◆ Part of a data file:

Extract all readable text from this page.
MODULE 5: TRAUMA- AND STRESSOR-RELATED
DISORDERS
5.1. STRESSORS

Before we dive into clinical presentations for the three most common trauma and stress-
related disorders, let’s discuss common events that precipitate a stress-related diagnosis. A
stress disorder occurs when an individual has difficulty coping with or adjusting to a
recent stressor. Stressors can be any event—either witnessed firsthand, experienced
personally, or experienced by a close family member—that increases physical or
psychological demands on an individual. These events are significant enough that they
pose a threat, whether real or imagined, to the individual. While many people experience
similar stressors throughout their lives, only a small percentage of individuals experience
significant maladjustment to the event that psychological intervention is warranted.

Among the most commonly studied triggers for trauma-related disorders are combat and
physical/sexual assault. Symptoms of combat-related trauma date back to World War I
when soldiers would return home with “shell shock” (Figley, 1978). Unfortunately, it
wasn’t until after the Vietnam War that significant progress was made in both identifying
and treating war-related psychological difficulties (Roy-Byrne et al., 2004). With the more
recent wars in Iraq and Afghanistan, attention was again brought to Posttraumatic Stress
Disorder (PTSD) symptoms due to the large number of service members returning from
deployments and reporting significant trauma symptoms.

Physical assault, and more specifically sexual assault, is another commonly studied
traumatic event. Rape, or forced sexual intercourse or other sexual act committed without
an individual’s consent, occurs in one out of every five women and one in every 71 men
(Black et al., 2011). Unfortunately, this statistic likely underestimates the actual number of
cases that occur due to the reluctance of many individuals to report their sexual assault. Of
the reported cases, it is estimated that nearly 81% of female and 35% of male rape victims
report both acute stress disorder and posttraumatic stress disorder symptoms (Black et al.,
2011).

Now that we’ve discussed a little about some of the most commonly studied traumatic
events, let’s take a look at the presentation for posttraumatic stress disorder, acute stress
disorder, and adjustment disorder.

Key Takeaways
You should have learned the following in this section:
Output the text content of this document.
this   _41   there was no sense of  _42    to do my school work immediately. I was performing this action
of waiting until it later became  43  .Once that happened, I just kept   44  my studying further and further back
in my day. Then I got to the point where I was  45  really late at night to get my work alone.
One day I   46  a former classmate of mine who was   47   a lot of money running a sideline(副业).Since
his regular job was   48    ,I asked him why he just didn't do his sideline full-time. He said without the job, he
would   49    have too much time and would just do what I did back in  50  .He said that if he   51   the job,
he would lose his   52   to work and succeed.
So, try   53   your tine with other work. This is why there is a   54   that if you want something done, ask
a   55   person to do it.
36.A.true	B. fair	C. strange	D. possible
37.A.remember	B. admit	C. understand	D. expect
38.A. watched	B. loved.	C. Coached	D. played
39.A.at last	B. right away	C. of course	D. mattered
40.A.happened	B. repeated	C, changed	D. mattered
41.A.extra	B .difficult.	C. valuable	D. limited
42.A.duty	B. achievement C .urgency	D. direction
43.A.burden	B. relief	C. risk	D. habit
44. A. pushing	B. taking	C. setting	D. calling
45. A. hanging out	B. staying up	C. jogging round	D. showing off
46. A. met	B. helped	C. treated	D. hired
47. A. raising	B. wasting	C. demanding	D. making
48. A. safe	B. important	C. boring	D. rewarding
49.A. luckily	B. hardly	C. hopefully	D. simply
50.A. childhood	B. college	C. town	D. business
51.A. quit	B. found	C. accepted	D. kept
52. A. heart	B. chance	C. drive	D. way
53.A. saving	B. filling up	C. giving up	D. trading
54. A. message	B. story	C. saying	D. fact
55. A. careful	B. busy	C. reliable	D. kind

◆ Stated problem:
Repeat the material above in full, quoting it exactly.

◆ Answer for this exercise:
Extract all readable text from this page.
MODULE 5: TRAUMA- AND STRESSOR-RELATED
DISORDERS
5.1. STRESSORS

Before we dive into clinical presentations for the three most common trauma and stress-
related disorders, let’s discuss common events that precipitate a stress-related diagnosis. A
stress disorder occurs when an individual has difficulty coping with or adjusting to a
recent stressor. Stressors can be any event—either witnessed firsthand, experienced
personally, or experienced by a close family member—that increases physical or
psychological demands on an individual. These events are significant enough that they
pose a threat, whether real or imagined, to the individual. While many people experience
similar stressors throughout their lives, only a small percentage of individuals experience
significant maladjustment to the event that psychological intervention is warranted.

Among the most commonly studied triggers for trauma-related disorders are combat and
physical/sexual assault. Symptoms of combat-related trauma date back to World War I
when soldiers would return home with “shell shock” (Figley, 1978). Unfortunately, it
wasn’t until after the Vietnam War that significant progress was made in both identifying
and treating war-related psychological difficulties (Roy-Byrne et al., 2004). With the more
recent wars in Iraq and Afghanistan, attention was again brought to Posttraumatic Stress
Disorder (PTSD) symptoms due to the large number of service members returning from
deployments and reporting significant trauma symptoms.

Physical assault, and more specifically sexual assault, is another commonly studied
traumatic event. Rape, or forced sexual intercourse or other sexual act committed without
an individual’s consent, occurs in one out of every five women and one in every 71 men
(Black et al., 2011). Unfortunately, this statistic likely underestimates the actual number of
cases that occur due to the reluctance of many individuals to report their sexual assault. Of
the reported cases, it is estimated that nearly 81% of female and 35% of male rape victims
report both acute stress disorder and posttraumatic stress disorder symptoms (Black et al.,
2011).

Now that we’ve discussed a little about some of the most commonly studied traumatic
events, let’s take a look at the presentation for posttraumatic stress disorder, acute stress
disorder, and adjustment disorder.

Key Takeaways
You should have learned the following in this section:
Output the text content of this document.
this   _41   there was no sense of  _42    to do my school work immediately. I was performing this action
of waiting until it later became  43  .Once that happened, I just kept   44  my studying further and further back
in my day. Then I got to the point where I was  45  really late at night to get my work alone.
One day I   46  a former classmate of mine who was   47   a lot of money running a sideline(副业).Since
his regular job was   48    ,I asked him why he just didn't do his sideline full-time. He said without the job, he
would   49    have too much time and would just do what I did back in  50  .He said that if he   51   the job,
he would lose his   52   to work and succeed.
So, try   53   your tine with other work. This is why there is a   54   that if you want something done, ask
a   55   person to do it.
36.A.true	B. fair	C. strange	D. possible
37.A.remember	B. admit	C. understand	D. expect
38.A. watched	B. loved.	C. Coached	D. played
39.A.at last	B. right away	C. of course	D. mattered
40.A.happened	B. repeated	C, changed	D. mattered
41.A.extra	B .difficult.	C. valuable	D. limited
42.A.duty	B. achievement C .urgency	D. direction
43.A.burden	B. relief	C. risk	D. habit
44. A. pushing	B. taking	C. setting	D. calling
45. A. hanging out	B. staying up	C. jogging round	D. showing off
46. A. met	B. helped	C. treated	D. hired
47. A. raising	B. wasting	C. demanding	D. making
48. A. safe	B. important	C. boring	D. rewarding
49.A. luckily	B. hardly	C. hopefully	D. simply
50.A. childhood	B. college	C. town	D. business
51.A. quit	B. found	C. accepted	D. kept
52. A. heart	B. chance	C. drive	D. way
53.A. saving	B. filling up	C. giving up	D. trading
54. A. message	B. story	C. saying	D. fact
55. A. careful	B. busy	C. reliable	D. kind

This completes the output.